Task brief: Reproduce all of the data below without alteration; exclude every picture.

Exercise materials:
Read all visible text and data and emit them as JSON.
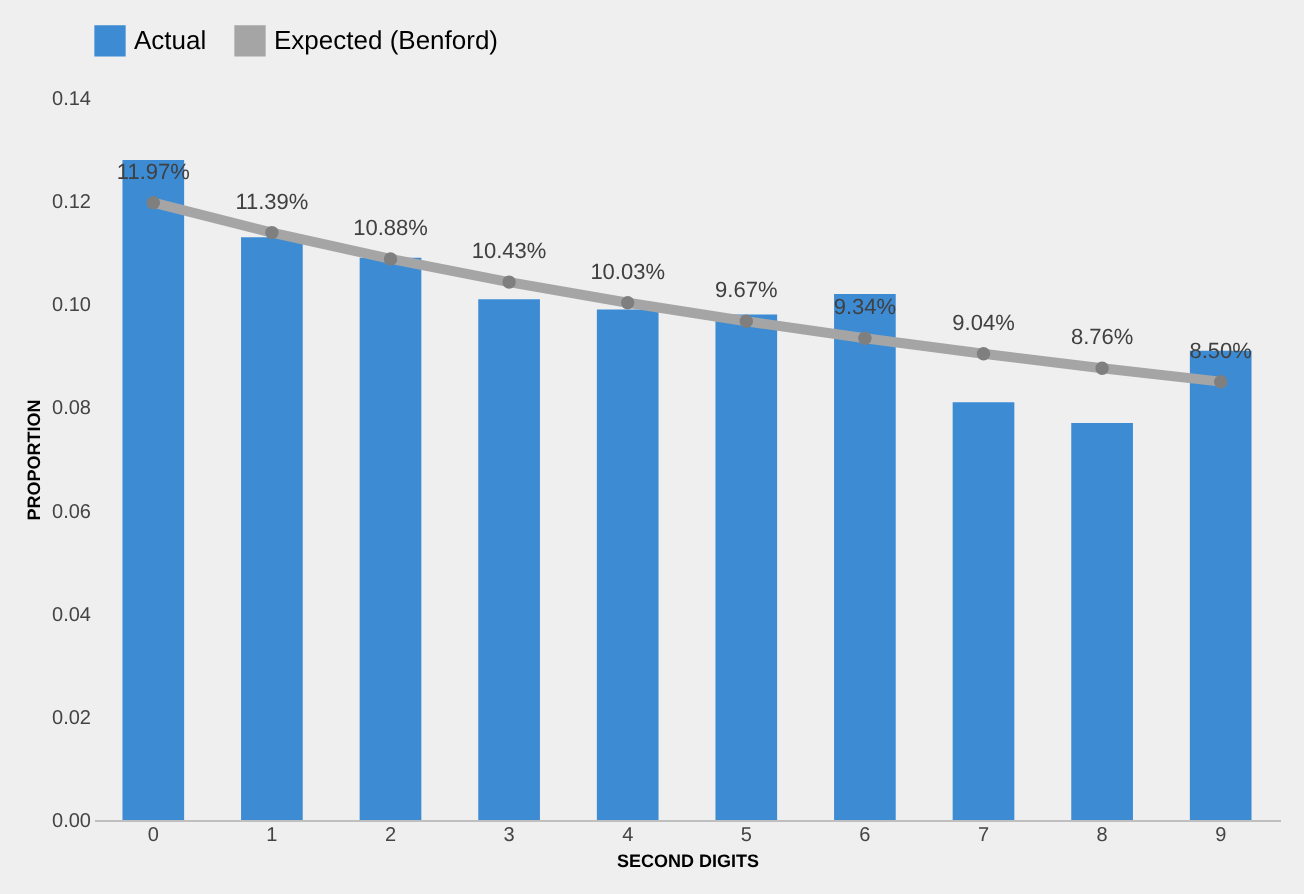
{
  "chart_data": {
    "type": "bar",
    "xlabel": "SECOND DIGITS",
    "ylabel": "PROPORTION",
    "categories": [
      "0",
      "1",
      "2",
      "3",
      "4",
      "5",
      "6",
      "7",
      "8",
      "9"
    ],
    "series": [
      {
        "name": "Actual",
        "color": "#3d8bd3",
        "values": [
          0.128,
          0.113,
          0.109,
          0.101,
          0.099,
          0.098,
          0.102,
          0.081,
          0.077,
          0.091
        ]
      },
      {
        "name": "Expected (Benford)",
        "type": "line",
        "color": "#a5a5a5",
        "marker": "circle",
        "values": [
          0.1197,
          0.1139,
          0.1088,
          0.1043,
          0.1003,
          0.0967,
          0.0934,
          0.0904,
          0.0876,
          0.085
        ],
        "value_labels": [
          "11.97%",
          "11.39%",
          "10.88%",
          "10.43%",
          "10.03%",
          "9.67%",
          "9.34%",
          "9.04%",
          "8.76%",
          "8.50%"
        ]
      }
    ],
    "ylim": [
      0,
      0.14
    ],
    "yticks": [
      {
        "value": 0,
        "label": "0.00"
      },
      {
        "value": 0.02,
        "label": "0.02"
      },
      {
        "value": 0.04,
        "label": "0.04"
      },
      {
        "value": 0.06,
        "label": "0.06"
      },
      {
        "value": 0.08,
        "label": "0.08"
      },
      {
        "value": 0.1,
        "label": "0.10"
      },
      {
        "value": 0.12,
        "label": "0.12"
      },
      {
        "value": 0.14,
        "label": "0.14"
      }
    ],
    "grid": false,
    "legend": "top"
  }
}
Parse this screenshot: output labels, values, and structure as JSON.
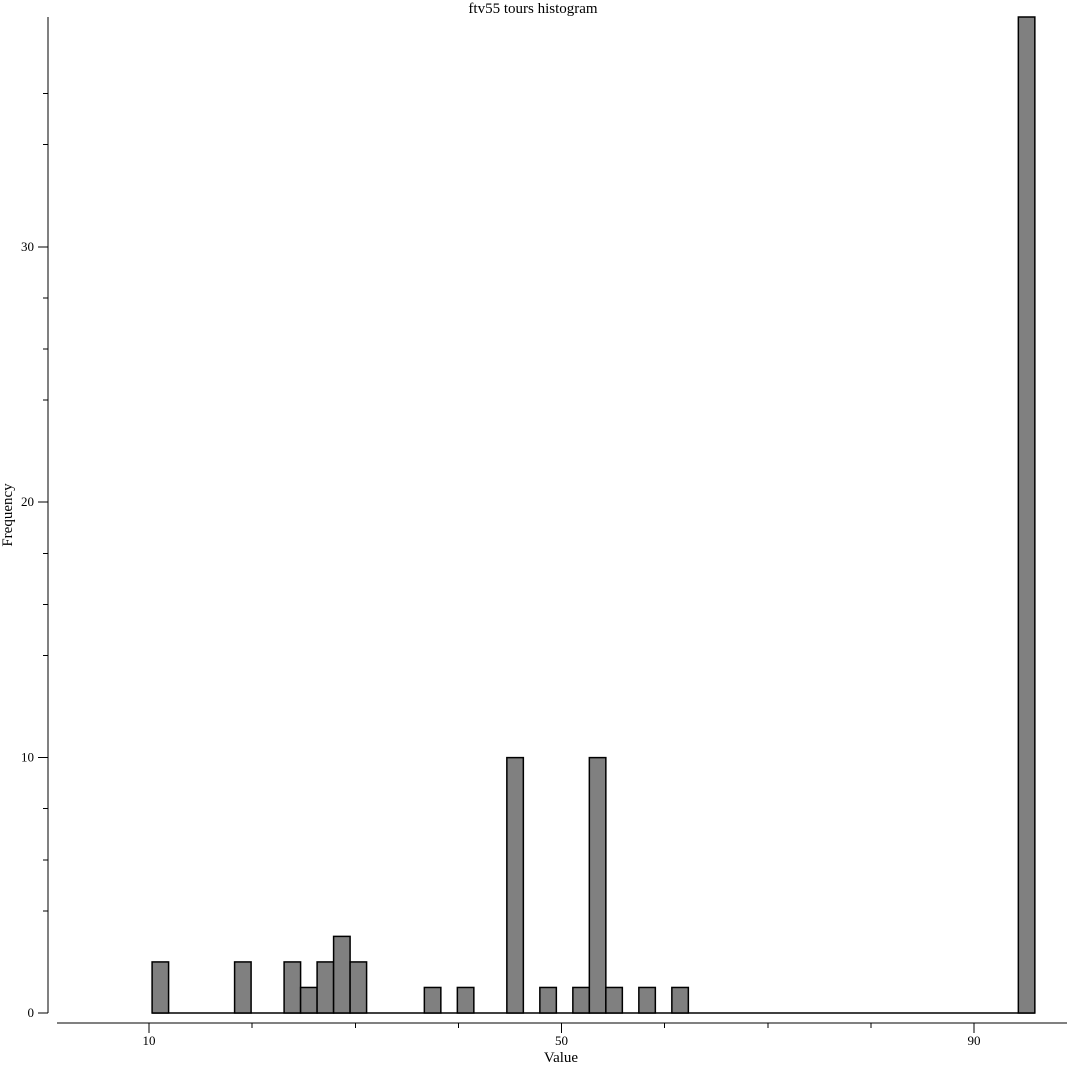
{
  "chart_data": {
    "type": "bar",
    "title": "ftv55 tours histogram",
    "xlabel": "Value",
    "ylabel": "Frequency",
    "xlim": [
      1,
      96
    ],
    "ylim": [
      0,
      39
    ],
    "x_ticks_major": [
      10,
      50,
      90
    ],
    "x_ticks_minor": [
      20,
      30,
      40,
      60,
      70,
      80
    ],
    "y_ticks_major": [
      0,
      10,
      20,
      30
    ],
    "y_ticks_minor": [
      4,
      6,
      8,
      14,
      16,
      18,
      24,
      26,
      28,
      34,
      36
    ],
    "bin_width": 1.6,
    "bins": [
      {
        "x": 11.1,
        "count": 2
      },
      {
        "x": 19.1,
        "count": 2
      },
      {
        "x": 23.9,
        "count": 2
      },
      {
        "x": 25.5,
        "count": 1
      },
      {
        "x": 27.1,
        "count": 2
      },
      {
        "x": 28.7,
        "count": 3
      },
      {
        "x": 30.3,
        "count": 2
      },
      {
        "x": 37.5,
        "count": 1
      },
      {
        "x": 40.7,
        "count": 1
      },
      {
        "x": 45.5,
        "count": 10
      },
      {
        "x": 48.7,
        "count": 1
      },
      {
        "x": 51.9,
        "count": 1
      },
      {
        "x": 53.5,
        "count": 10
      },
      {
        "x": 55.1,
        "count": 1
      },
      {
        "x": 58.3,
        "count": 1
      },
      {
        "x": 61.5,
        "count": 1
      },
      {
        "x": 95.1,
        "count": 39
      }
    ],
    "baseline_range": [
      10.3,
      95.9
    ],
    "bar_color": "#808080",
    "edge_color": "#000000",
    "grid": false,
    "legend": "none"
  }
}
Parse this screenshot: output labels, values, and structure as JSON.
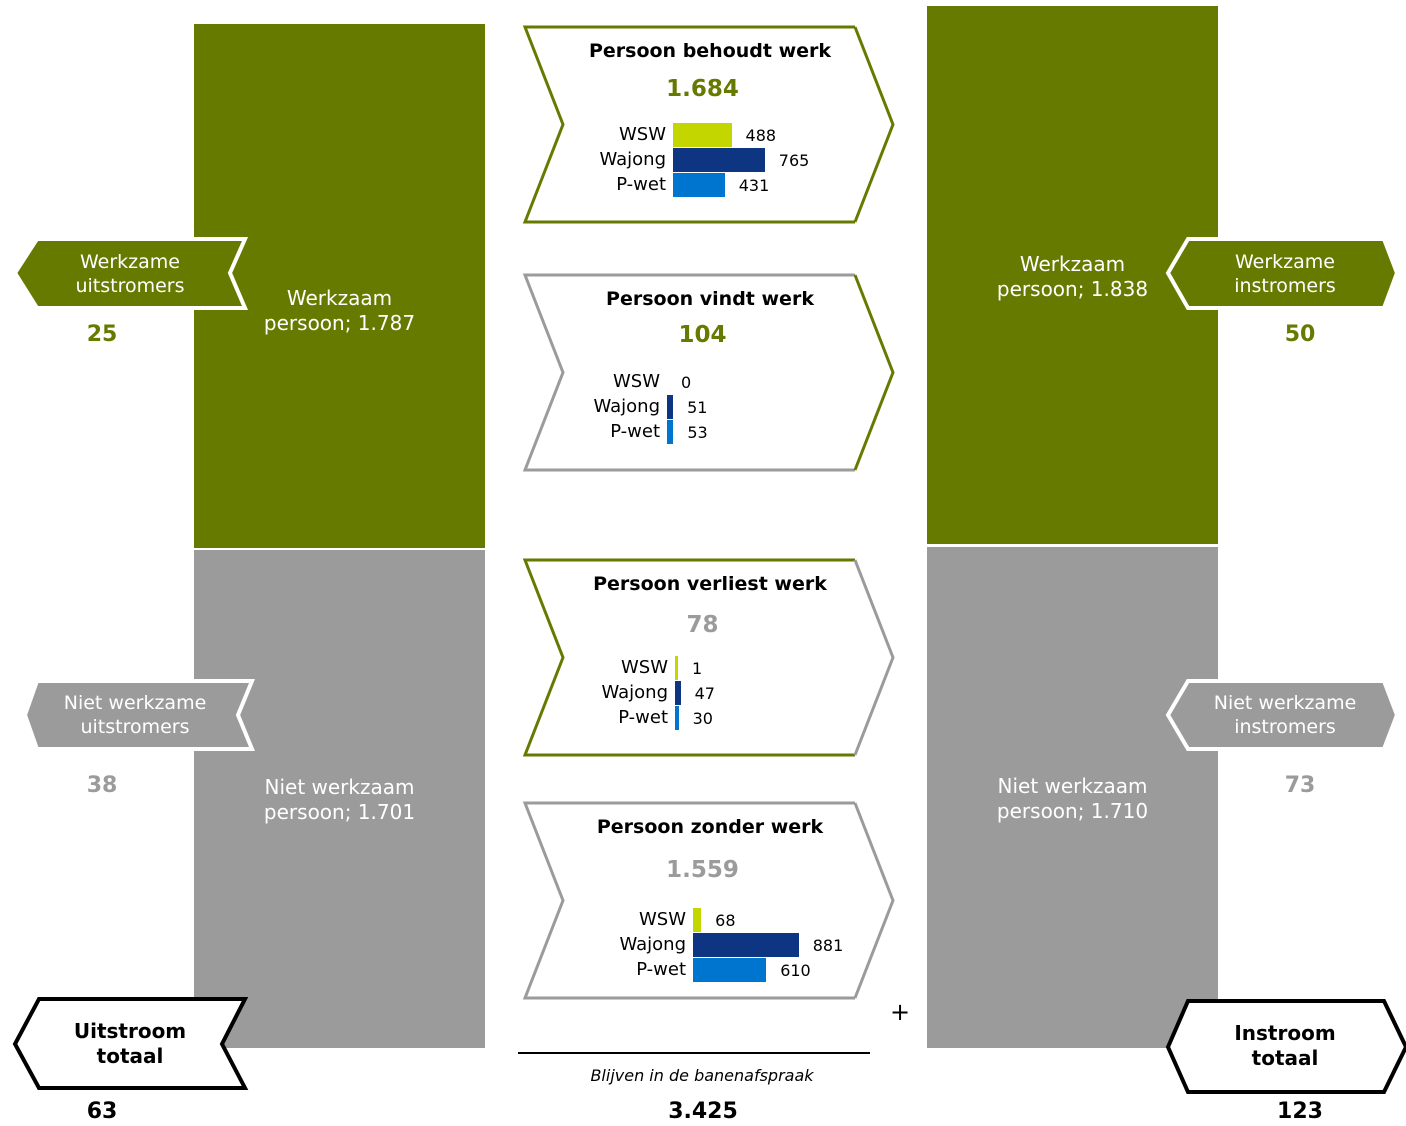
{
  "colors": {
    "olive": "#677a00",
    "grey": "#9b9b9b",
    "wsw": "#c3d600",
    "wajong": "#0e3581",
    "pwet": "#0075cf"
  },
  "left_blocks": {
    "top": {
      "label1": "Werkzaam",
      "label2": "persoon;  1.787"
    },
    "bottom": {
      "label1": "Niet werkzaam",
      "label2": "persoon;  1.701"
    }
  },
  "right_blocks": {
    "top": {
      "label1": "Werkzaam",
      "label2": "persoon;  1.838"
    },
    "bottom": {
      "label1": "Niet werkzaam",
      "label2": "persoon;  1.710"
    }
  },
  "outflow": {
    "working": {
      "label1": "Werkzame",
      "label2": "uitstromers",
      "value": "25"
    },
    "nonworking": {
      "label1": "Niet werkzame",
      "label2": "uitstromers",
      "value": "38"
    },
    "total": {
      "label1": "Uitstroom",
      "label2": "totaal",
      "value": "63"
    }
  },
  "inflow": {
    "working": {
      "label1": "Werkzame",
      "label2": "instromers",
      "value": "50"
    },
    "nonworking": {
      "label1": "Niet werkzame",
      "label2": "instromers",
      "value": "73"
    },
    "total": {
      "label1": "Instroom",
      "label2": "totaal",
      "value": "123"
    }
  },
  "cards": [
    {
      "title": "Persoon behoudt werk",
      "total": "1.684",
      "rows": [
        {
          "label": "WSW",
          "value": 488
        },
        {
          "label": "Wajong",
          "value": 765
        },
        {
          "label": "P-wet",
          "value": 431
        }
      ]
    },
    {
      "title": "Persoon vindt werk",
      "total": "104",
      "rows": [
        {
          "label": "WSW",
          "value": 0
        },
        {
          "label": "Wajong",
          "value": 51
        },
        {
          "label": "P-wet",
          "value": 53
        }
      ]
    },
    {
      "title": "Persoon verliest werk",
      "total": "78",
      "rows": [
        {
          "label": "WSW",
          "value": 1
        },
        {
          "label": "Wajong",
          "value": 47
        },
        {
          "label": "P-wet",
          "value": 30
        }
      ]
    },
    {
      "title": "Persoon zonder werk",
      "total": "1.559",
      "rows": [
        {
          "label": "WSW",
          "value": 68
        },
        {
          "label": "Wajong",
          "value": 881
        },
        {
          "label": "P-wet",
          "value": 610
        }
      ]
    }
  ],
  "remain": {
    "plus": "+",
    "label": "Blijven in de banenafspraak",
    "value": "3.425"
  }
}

Problem solution:
Read all visible text and data and emit them as JSON.
{
  "chart_data": {
    "type": "bar",
    "xlabel": "SECOND DIGITS",
    "ylabel": "PROPORTION",
    "categories": [
      "0",
      "1",
      "2",
      "3",
      "4",
      "5",
      "6",
      "7",
      "8",
      "9"
    ],
    "series": [
      {
        "name": "Actual",
        "color": "#3d8bd3",
        "values": [
          0.128,
          0.113,
          0.109,
          0.101,
          0.099,
          0.098,
          0.102,
          0.081,
          0.077,
          0.091
        ]
      },
      {
        "name": "Expected (Benford)",
        "type": "line",
        "color": "#a5a5a5",
        "marker": "circle",
        "values": [
          0.1197,
          0.1139,
          0.1088,
          0.1043,
          0.1003,
          0.0967,
          0.0934,
          0.0904,
          0.0876,
          0.085
        ],
        "value_labels": [
          "11.97%",
          "11.39%",
          "10.88%",
          "10.43%",
          "10.03%",
          "9.67%",
          "9.34%",
          "9.04%",
          "8.76%",
          "8.50%"
        ]
      }
    ],
    "ylim": [
      0,
      0.14
    ],
    "yticks": [
      {
        "value": 0,
        "label": "0.00"
      },
      {
        "value": 0.02,
        "label": "0.02"
      },
      {
        "value": 0.04,
        "label": "0.04"
      },
      {
        "value": 0.06,
        "label": "0.06"
      },
      {
        "value": 0.08,
        "label": "0.08"
      },
      {
        "value": 0.1,
        "label": "0.10"
      },
      {
        "value": 0.12,
        "label": "0.12"
      },
      {
        "value": 0.14,
        "label": "0.14"
      }
    ],
    "grid": false,
    "legend": "top"
  }
}
Parse this screenshot: output labels, values, and structure as JSON.
{
  "chart_data": {
    "type": "bar",
    "title": "ftv55 tours histogram",
    "xlabel": "Value",
    "ylabel": "Frequency",
    "xlim": [
      1,
      96
    ],
    "ylim": [
      0,
      39
    ],
    "x_ticks_major": [
      10,
      50,
      90
    ],
    "x_ticks_minor": [
      20,
      30,
      40,
      60,
      70,
      80
    ],
    "y_ticks_major": [
      0,
      10,
      20,
      30
    ],
    "y_ticks_minor": [
      4,
      6,
      8,
      14,
      16,
      18,
      24,
      26,
      28,
      34,
      36
    ],
    "bin_width": 1.6,
    "bins": [
      {
        "x": 11.1,
        "count": 2
      },
      {
        "x": 19.1,
        "count": 2
      },
      {
        "x": 23.9,
        "count": 2
      },
      {
        "x": 25.5,
        "count": 1
      },
      {
        "x": 27.1,
        "count": 2
      },
      {
        "x": 28.7,
        "count": 3
      },
      {
        "x": 30.3,
        "count": 2
      },
      {
        "x": 37.5,
        "count": 1
      },
      {
        "x": 40.7,
        "count": 1
      },
      {
        "x": 45.5,
        "count": 10
      },
      {
        "x": 48.7,
        "count": 1
      },
      {
        "x": 51.9,
        "count": 1
      },
      {
        "x": 53.5,
        "count": 10
      },
      {
        "x": 55.1,
        "count": 1
      },
      {
        "x": 58.3,
        "count": 1
      },
      {
        "x": 61.5,
        "count": 1
      },
      {
        "x": 95.1,
        "count": 39
      }
    ],
    "baseline_range": [
      10.3,
      95.9
    ],
    "bar_color": "#808080",
    "edge_color": "#000000",
    "grid": false,
    "legend": "none"
  }
}
Parse this screenshot: output labels, values, and structure as JSON.
{
  "colors": {
    "olive": "#677a00",
    "grey": "#9b9b9b",
    "wsw": "#c3d600",
    "wajong": "#0e3581",
    "pwet": "#0075cf"
  },
  "left_blocks": {
    "top": {
      "label1": "Werkzaam",
      "label2": "persoon;  1.787"
    },
    "bottom": {
      "label1": "Niet werkzaam",
      "label2": "persoon;  1.701"
    }
  },
  "right_blocks": {
    "top": {
      "label1": "Werkzaam",
      "label2": "persoon;  1.838"
    },
    "bottom": {
      "label1": "Niet werkzaam",
      "label2": "persoon;  1.710"
    }
  },
  "outflow": {
    "working": {
      "label1": "Werkzame",
      "label2": "uitstromers",
      "value": "25"
    },
    "nonworking": {
      "label1": "Niet werkzame",
      "label2": "uitstromers",
      "value": "38"
    },
    "total": {
      "label1": "Uitstroom",
      "label2": "totaal",
      "value": "63"
    }
  },
  "inflow": {
    "working": {
      "label1": "Werkzame",
      "label2": "instromers",
      "value": "50"
    },
    "nonworking": {
      "label1": "Niet werkzame",
      "label2": "instromers",
      "value": "73"
    },
    "total": {
      "label1": "Instroom",
      "label2": "totaal",
      "value": "123"
    }
  },
  "cards": [
    {
      "title": "Persoon behoudt werk",
      "total": "1.684",
      "rows": [
        {
          "label": "WSW",
          "value": 488
        },
        {
          "label": "Wajong",
          "value": 765
        },
        {
          "label": "P-wet",
          "value": 431
        }
      ]
    },
    {
      "title": "Persoon vindt werk",
      "total": "104",
      "rows": [
        {
          "label": "WSW",
          "value": 0
        },
        {
          "label": "Wajong",
          "value": 51
        },
        {
          "label": "P-wet",
          "value": 53
        }
      ]
    },
    {
      "title": "Persoon verliest werk",
      "total": "78",
      "rows": [
        {
          "label": "WSW",
          "value": 1
        },
        {
          "label": "Wajong",
          "value": 47
        },
        {
          "label": "P-wet",
          "value": 30
        }
      ]
    },
    {
      "title": "Persoon zonder werk",
      "total": "1.559",
      "rows": [
        {
          "label": "WSW",
          "value": 68
        },
        {
          "label": "Wajong",
          "value": 881
        },
        {
          "label": "P-wet",
          "value": 610
        }
      ]
    }
  ],
  "remain": {
    "plus": "+",
    "label": "Blijven in de banenafspraak",
    "value": "3.425"
  }
}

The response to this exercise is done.